====== MATERIAL PROVIDED ======

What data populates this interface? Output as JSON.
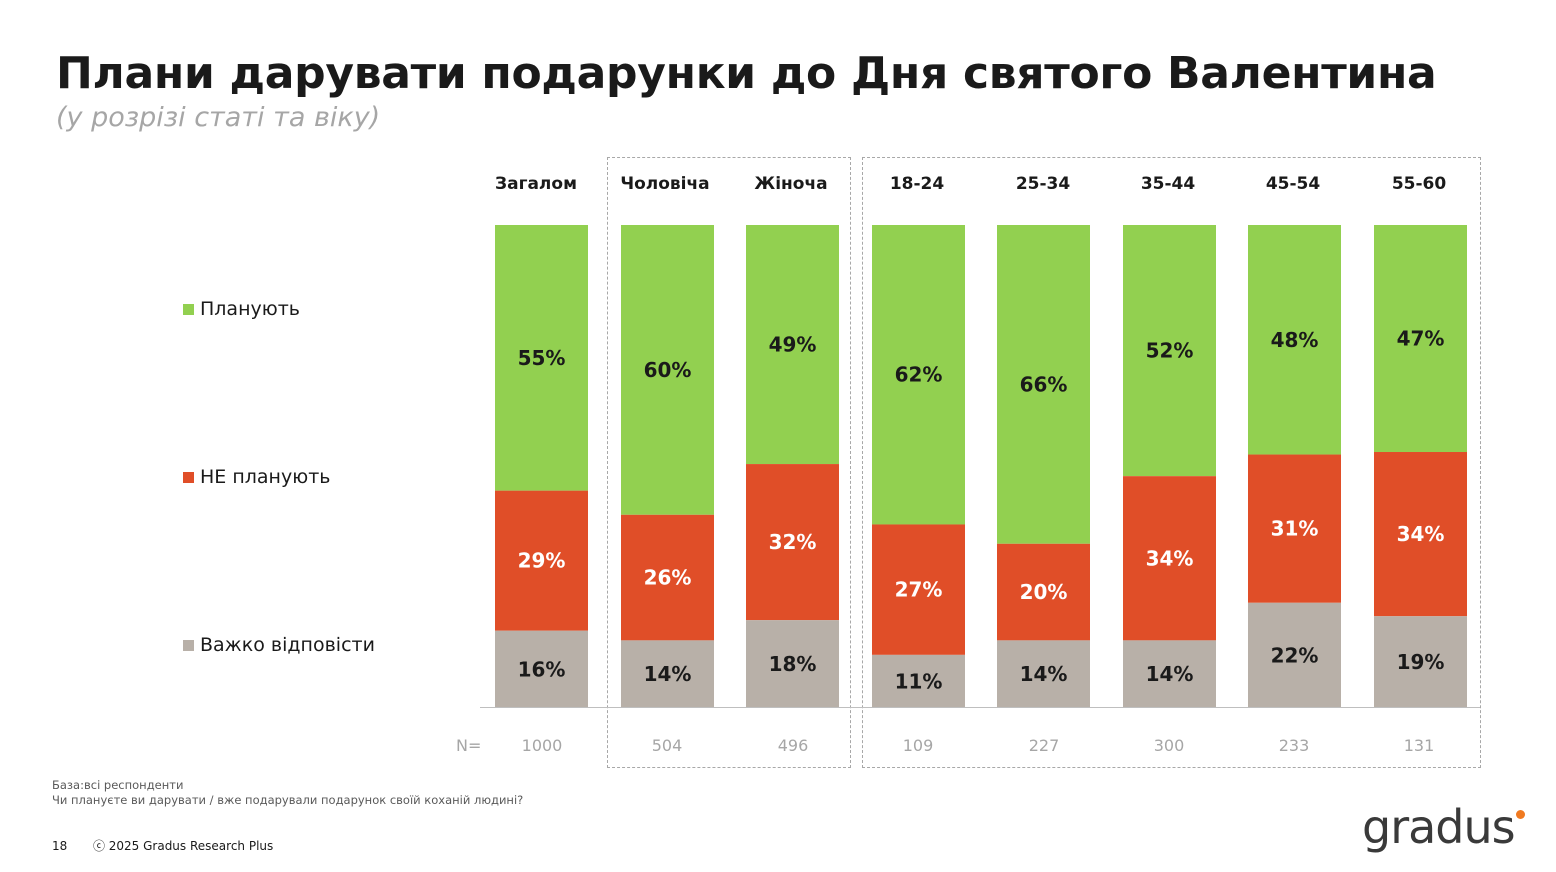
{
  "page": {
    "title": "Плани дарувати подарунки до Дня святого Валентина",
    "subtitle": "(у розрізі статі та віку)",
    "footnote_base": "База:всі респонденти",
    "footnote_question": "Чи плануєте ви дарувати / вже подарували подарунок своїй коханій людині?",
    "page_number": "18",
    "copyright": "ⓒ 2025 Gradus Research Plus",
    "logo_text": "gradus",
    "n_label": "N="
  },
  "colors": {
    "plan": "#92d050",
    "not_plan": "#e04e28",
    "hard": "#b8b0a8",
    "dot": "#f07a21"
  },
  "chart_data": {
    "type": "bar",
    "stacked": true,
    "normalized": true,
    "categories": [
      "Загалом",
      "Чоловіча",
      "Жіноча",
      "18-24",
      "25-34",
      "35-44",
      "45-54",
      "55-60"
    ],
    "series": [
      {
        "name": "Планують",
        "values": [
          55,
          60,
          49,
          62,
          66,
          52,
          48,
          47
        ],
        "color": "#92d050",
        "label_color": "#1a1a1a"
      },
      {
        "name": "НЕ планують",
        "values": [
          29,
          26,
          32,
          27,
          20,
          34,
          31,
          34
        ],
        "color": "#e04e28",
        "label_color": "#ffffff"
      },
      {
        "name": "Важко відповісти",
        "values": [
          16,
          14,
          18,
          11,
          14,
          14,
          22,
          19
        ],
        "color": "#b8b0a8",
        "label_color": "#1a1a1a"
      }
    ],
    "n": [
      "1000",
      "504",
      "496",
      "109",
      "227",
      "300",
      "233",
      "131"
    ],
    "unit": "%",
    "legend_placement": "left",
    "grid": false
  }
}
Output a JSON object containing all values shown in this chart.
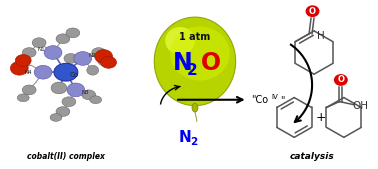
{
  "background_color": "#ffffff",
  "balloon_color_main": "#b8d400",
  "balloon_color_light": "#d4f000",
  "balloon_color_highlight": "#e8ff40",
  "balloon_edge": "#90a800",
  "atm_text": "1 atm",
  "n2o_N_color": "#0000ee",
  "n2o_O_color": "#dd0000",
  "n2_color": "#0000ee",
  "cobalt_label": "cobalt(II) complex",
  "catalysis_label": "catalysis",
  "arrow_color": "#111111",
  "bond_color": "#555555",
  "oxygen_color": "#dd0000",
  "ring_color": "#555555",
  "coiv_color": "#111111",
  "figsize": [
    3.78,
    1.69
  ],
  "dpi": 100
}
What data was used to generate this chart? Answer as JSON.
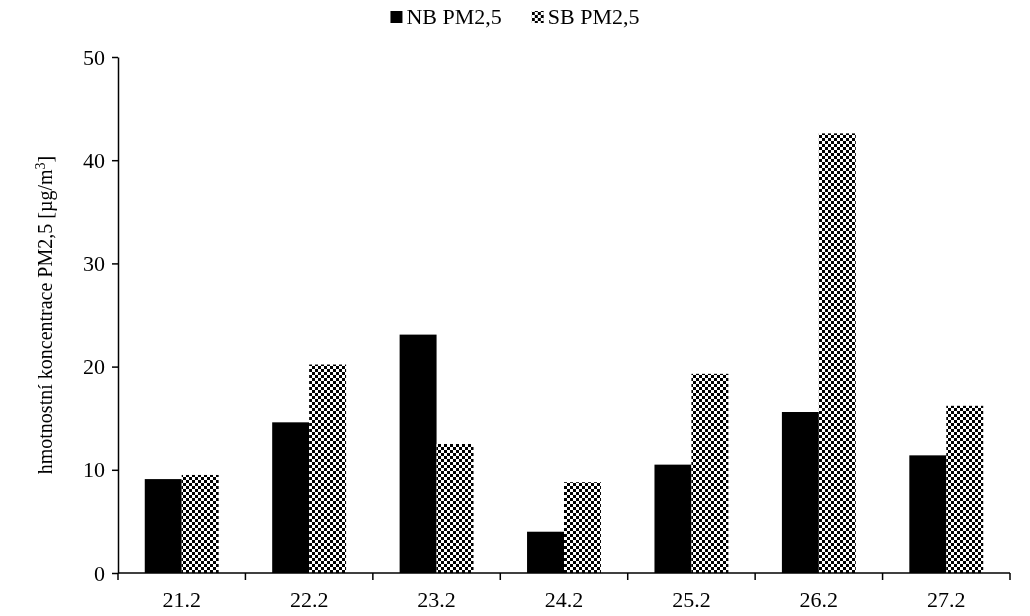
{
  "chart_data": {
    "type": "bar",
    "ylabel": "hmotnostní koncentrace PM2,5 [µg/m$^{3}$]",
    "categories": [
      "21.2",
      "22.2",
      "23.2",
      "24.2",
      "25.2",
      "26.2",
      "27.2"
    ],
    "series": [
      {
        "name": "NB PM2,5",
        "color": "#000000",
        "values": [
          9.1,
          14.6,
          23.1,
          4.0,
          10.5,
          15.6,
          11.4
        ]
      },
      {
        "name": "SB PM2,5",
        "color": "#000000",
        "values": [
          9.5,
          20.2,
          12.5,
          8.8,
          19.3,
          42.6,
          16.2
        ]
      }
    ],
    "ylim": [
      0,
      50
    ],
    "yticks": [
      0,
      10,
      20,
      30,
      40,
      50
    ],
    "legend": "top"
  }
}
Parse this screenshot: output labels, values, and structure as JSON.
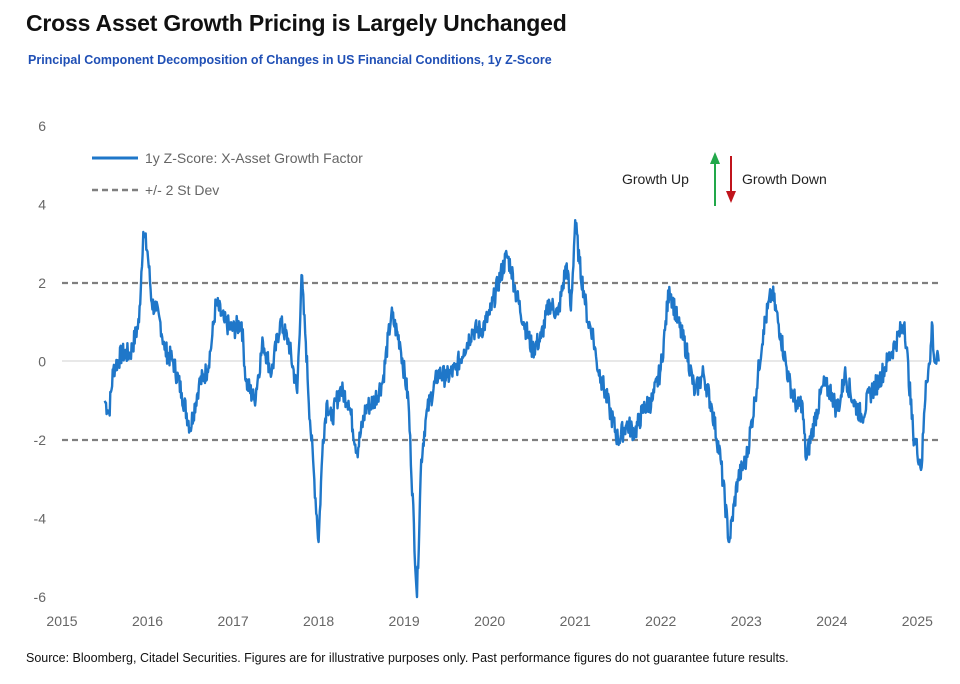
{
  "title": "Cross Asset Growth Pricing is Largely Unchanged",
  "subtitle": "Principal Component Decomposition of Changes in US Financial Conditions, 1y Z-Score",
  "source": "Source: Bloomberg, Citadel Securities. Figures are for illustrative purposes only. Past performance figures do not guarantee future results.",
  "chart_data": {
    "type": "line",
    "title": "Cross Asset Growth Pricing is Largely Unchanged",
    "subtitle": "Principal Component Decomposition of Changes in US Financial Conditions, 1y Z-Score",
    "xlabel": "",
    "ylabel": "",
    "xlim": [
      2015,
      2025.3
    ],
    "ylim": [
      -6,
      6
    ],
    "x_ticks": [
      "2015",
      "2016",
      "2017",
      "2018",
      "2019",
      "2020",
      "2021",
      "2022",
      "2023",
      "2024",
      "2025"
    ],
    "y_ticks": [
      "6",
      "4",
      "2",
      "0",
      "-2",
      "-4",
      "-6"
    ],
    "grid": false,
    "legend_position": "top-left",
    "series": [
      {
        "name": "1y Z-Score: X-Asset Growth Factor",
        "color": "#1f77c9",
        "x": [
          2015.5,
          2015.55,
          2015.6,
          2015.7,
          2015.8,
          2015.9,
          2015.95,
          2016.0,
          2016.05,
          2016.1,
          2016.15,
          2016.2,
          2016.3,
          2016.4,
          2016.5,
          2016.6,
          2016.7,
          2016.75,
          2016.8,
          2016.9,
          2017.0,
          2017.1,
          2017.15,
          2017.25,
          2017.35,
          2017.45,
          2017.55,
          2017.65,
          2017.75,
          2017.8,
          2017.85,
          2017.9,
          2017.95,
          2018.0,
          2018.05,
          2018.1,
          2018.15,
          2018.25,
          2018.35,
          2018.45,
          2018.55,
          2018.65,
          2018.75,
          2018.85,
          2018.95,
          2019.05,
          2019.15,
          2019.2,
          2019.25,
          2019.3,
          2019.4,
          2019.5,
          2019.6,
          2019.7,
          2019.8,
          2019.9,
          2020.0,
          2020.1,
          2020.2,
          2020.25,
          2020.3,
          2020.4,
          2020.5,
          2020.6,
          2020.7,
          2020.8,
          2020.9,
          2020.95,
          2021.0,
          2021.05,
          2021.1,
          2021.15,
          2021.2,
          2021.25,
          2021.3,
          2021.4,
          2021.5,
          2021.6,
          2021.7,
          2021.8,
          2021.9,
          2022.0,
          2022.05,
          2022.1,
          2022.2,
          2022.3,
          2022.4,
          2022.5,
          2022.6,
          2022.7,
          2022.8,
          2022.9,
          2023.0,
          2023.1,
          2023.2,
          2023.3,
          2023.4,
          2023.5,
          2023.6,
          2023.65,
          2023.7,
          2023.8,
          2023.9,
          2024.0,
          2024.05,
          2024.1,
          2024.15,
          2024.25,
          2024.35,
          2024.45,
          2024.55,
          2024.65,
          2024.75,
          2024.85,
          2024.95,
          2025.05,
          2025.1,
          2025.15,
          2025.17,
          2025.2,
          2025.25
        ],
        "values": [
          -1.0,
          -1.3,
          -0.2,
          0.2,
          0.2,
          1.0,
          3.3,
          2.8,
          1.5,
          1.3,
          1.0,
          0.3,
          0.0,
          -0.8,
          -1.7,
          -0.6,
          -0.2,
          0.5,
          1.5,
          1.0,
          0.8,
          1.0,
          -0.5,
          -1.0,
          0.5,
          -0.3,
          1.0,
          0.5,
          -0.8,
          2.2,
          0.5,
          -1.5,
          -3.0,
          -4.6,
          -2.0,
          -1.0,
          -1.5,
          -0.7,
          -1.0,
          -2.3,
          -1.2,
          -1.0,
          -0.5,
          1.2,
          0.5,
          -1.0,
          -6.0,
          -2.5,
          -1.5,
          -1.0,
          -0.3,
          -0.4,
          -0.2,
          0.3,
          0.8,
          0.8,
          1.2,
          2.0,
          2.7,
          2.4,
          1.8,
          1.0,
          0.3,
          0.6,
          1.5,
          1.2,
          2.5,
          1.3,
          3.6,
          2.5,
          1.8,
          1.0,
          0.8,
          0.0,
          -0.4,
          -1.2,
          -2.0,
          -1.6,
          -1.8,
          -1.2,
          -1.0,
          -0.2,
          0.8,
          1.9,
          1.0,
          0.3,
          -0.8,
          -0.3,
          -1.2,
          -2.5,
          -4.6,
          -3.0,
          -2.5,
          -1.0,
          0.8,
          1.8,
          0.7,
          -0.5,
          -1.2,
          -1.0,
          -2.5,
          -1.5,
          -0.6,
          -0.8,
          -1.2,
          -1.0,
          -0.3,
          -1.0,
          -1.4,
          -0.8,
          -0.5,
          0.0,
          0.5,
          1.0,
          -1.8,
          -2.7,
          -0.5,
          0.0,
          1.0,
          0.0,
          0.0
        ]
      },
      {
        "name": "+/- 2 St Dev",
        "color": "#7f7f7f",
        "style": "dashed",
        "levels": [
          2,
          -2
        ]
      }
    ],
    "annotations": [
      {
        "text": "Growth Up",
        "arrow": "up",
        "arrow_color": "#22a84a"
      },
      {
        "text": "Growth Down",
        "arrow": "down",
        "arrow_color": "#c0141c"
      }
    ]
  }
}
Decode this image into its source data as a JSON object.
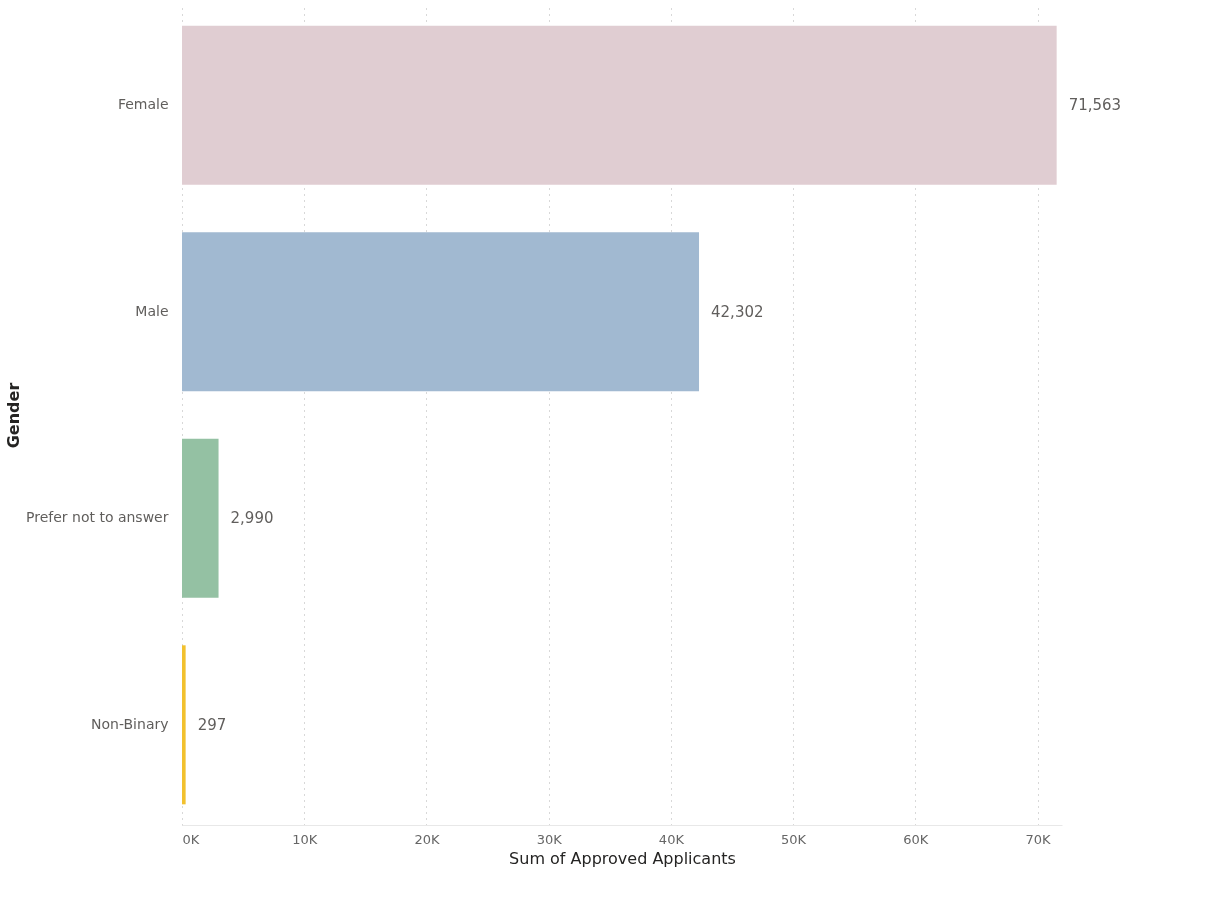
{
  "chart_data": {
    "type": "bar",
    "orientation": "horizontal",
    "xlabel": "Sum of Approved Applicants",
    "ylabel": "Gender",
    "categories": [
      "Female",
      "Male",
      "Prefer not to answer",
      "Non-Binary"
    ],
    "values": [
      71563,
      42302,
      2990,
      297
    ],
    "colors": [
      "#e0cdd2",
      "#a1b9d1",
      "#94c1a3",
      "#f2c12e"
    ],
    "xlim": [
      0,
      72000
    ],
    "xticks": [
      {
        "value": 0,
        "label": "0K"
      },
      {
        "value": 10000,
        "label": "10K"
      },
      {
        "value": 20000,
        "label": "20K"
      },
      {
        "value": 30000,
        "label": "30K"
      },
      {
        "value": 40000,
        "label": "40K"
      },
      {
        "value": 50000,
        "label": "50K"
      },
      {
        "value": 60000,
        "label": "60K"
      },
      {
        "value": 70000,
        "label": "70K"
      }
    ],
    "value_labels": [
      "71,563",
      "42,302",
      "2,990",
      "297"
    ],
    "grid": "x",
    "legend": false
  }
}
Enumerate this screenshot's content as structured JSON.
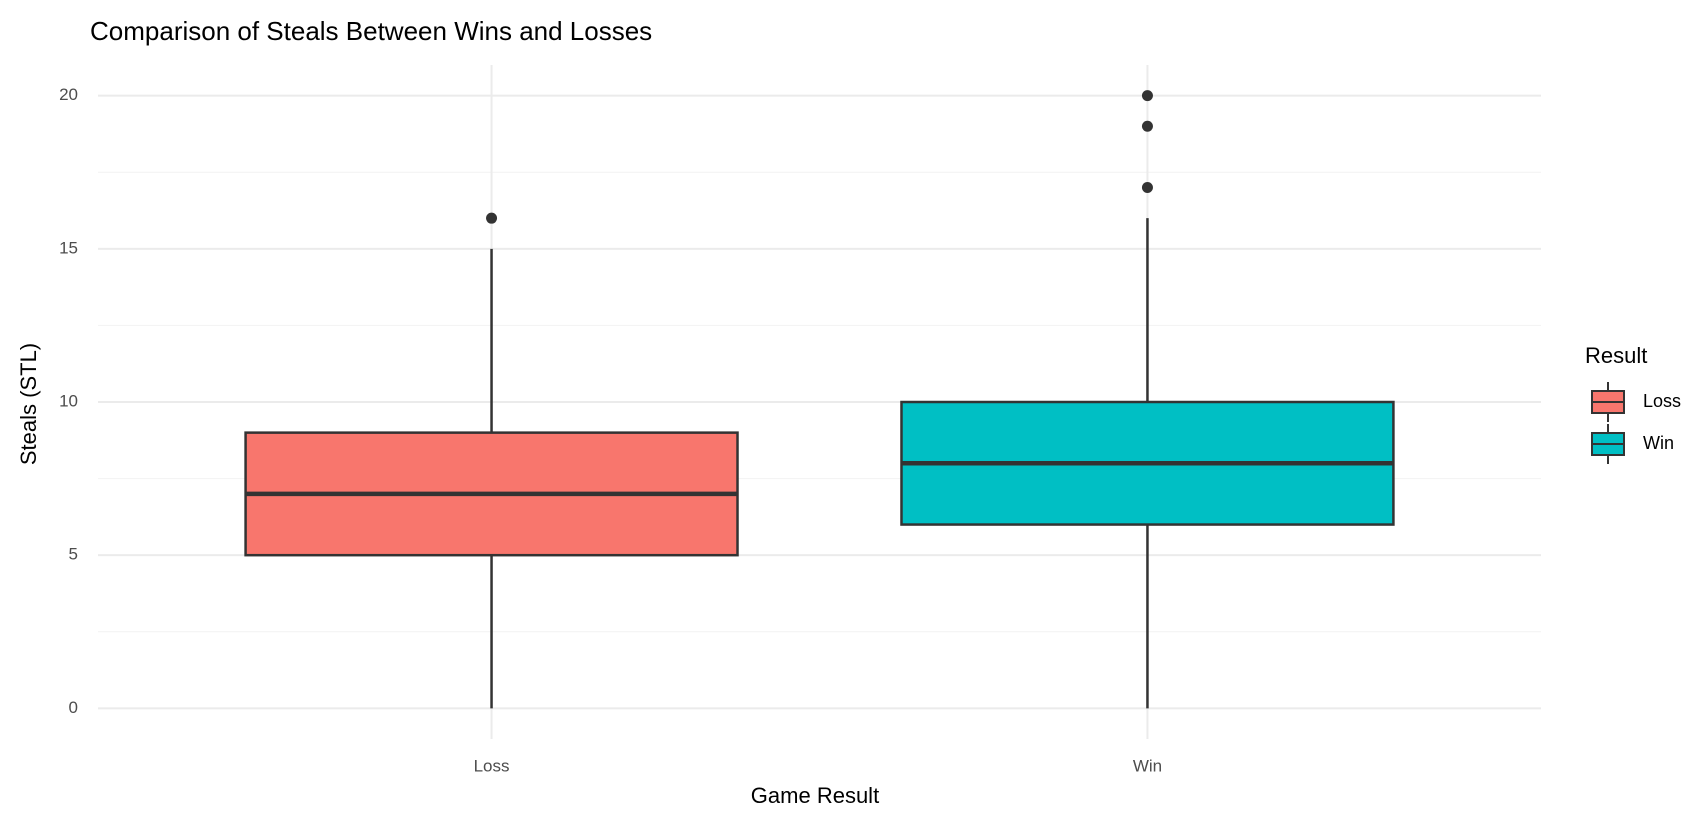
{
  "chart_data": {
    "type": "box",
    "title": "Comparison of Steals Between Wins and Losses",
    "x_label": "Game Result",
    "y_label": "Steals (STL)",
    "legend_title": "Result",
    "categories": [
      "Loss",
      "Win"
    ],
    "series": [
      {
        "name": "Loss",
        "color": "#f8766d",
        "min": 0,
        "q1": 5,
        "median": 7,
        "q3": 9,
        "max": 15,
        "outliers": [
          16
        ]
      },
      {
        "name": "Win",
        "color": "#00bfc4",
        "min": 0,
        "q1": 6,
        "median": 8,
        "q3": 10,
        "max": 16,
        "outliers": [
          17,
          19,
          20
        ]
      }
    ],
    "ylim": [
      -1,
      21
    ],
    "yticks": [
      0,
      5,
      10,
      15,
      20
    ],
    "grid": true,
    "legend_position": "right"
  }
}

======

EXERCISE PROMPT
Count how many lines include the string "grid". Nothing but the number is needed.

REPLY
4